Source:
# # # #

Walter Annenberg, son of a very successful gangster and newspaper distributor who made his bones back in the day when those two occupations were synonymous, inherited the Daily Racing Form and the Philadelphia Inquirer when his father went away on tax charges. He built his publishing interests into a phenomenally successful enterprise — he had the foresight to launch TV Guide at just the moment it was needed — and ended up so wealthy that he gave away not millions but billions of dollars to good causes. He was, for a while, my neighbor in Lower Merion, Pa., though in spite of our both being newspapermen, our paths never crossed; strangely, I had hardly any nonagenarian billionaire Nixon cronies in my social circle at all.

# # # #

Given material:
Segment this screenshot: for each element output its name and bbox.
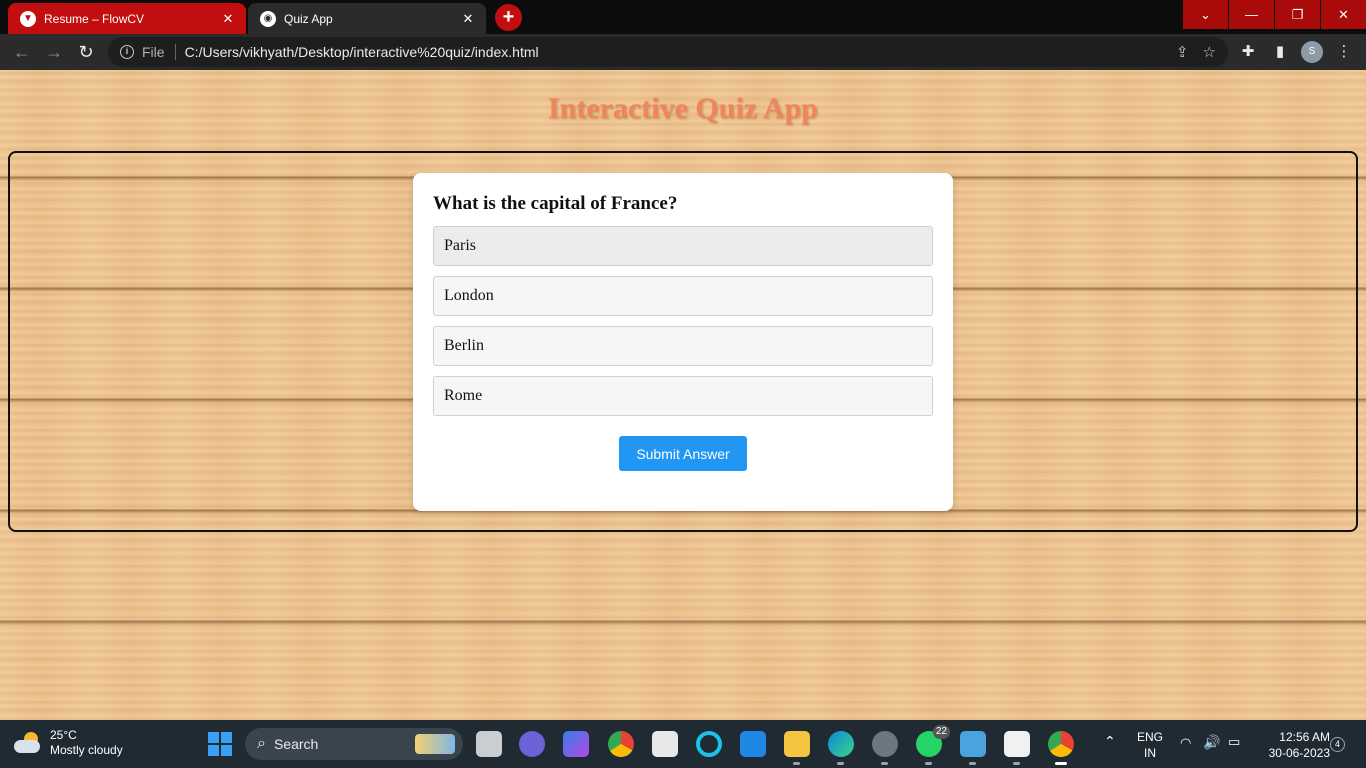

# # # #

Objective:
In the text about Walter Annenberg, which two publications did he inherit from his father?

Result below:
The Daily Racing Form and the Philadelphia Inquirer.